→ **What you will do**:
Copy out the complete listing, word for word.

* Start Dataset entries *

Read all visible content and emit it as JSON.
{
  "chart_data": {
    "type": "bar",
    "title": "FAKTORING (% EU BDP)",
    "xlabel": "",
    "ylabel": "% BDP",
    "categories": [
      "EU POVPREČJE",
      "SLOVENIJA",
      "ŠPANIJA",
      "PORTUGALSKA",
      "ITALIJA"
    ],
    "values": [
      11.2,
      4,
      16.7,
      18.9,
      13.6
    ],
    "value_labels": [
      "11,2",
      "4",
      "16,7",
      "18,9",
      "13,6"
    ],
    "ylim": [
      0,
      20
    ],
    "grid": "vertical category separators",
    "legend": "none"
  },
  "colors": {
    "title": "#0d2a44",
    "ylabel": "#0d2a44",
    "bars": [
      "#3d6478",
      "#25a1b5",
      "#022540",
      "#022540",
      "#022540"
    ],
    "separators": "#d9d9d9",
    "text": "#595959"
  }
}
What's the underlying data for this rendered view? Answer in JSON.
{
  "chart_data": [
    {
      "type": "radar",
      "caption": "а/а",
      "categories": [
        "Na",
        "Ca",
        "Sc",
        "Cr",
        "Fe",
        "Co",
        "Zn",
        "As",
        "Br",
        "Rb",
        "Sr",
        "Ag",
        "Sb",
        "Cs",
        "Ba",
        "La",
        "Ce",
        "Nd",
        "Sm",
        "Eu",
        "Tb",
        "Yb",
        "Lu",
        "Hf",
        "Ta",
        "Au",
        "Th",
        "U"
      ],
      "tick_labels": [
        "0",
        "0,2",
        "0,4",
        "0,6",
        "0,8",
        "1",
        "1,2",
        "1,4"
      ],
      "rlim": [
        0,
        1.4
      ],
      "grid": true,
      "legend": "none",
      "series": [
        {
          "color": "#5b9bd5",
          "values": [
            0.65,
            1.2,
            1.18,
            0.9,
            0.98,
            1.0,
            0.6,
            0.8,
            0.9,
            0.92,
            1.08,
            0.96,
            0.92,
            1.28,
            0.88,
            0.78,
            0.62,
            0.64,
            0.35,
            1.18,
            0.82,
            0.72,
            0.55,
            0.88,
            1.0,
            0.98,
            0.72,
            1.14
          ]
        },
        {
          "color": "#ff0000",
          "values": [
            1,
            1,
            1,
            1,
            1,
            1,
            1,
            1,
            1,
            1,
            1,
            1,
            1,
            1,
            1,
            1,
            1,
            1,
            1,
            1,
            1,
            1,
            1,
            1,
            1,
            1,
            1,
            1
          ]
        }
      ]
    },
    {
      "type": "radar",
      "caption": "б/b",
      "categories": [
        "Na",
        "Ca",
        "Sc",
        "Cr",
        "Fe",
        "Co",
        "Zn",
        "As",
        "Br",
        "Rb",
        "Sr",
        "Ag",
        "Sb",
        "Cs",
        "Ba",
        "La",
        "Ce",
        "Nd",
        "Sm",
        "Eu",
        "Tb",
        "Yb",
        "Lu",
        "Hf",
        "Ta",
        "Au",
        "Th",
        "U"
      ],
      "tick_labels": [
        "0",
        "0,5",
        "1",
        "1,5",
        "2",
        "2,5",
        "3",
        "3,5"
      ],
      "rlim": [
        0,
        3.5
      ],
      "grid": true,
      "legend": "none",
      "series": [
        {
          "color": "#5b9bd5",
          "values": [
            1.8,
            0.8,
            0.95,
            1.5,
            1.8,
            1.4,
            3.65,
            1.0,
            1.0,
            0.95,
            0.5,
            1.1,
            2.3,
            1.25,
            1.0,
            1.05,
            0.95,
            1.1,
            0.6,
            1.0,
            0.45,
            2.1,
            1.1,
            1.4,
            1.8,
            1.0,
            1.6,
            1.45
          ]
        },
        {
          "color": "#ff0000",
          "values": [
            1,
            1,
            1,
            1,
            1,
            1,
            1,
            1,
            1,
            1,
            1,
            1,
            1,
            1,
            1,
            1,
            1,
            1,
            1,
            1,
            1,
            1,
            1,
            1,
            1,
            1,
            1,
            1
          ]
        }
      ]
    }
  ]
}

* End Dataset entries *

→ **Exercise response**:
Read all visible content and emit it as JSON.
{
  "chart_data": {
    "type": "bar",
    "title": "FAKTORING (% EU BDP)",
    "xlabel": "",
    "ylabel": "% BDP",
    "categories": [
      "EU POVPREČJE",
      "SLOVENIJA",
      "ŠPANIJA",
      "PORTUGALSKA",
      "ITALIJA"
    ],
    "values": [
      11.2,
      4,
      16.7,
      18.9,
      13.6
    ],
    "value_labels": [
      "11,2",
      "4",
      "16,7",
      "18,9",
      "13,6"
    ],
    "ylim": [
      0,
      20
    ],
    "grid": "vertical category separators",
    "legend": "none"
  },
  "colors": {
    "title": "#0d2a44",
    "ylabel": "#0d2a44",
    "bars": [
      "#3d6478",
      "#25a1b5",
      "#022540",
      "#022540",
      "#022540"
    ],
    "separators": "#d9d9d9",
    "text": "#595959"
  }
}
What's the underlying data for this rendered view? Answer in JSON.
{
  "chart_data": [
    {
      "type": "radar",
      "caption": "а/а",
      "categories": [
        "Na",
        "Ca",
        "Sc",
        "Cr",
        "Fe",
        "Co",
        "Zn",
        "As",
        "Br",
        "Rb",
        "Sr",
        "Ag",
        "Sb",
        "Cs",
        "Ba",
        "La",
        "Ce",
        "Nd",
        "Sm",
        "Eu",
        "Tb",
        "Yb",
        "Lu",
        "Hf",
        "Ta",
        "Au",
        "Th",
        "U"
      ],
      "tick_labels": [
        "0",
        "0,2",
        "0,4",
        "0,6",
        "0,8",
        "1",
        "1,2",
        "1,4"
      ],
      "rlim": [
        0,
        1.4
      ],
      "grid": true,
      "legend": "none",
      "series": [
        {
          "color": "#5b9bd5",
          "values": [
            0.65,
            1.2,
            1.18,
            0.9,
            0.98,
            1.0,
            0.6,
            0.8,
            0.9,
            0.92,
            1.08,
            0.96,
            0.92,
            1.28,
            0.88,
            0.78,
            0.62,
            0.64,
            0.35,
            1.18,
            0.82,
            0.72,
            0.55,
            0.88,
            1.0,
            0.98,
            0.72,
            1.14
          ]
        },
        {
          "color": "#ff0000",
          "values": [
            1,
            1,
            1,
            1,
            1,
            1,
            1,
            1,
            1,
            1,
            1,
            1,
            1,
            1,
            1,
            1,
            1,
            1,
            1,
            1,
            1,
            1,
            1,
            1,
            1,
            1,
            1,
            1
          ]
        }
      ]
    },
    {
      "type": "radar",
      "caption": "б/b",
      "categories": [
        "Na",
        "Ca",
        "Sc",
        "Cr",
        "Fe",
        "Co",
        "Zn",
        "As",
        "Br",
        "Rb",
        "Sr",
        "Ag",
        "Sb",
        "Cs",
        "Ba",
        "La",
        "Ce",
        "Nd",
        "Sm",
        "Eu",
        "Tb",
        "Yb",
        "Lu",
        "Hf",
        "Ta",
        "Au",
        "Th",
        "U"
      ],
      "tick_labels": [
        "0",
        "0,5",
        "1",
        "1,5",
        "2",
        "2,5",
        "3",
        "3,5"
      ],
      "rlim": [
        0,
        3.5
      ],
      "grid": true,
      "legend": "none",
      "series": [
        {
          "color": "#5b9bd5",
          "values": [
            1.8,
            0.8,
            0.95,
            1.5,
            1.8,
            1.4,
            3.65,
            1.0,
            1.0,
            0.95,
            0.5,
            1.1,
            2.3,
            1.25,
            1.0,
            1.05,
            0.95,
            1.1,
            0.6,
            1.0,
            0.45,
            2.1,
            1.1,
            1.4,
            1.8,
            1.0,
            1.6,
            1.45
          ]
        },
        {
          "color": "#ff0000",
          "values": [
            1,
            1,
            1,
            1,
            1,
            1,
            1,
            1,
            1,
            1,
            1,
            1,
            1,
            1,
            1,
            1,
            1,
            1,
            1,
            1,
            1,
            1,
            1,
            1,
            1,
            1,
            1,
            1
          ]
        }
      ]
    }
  ]
}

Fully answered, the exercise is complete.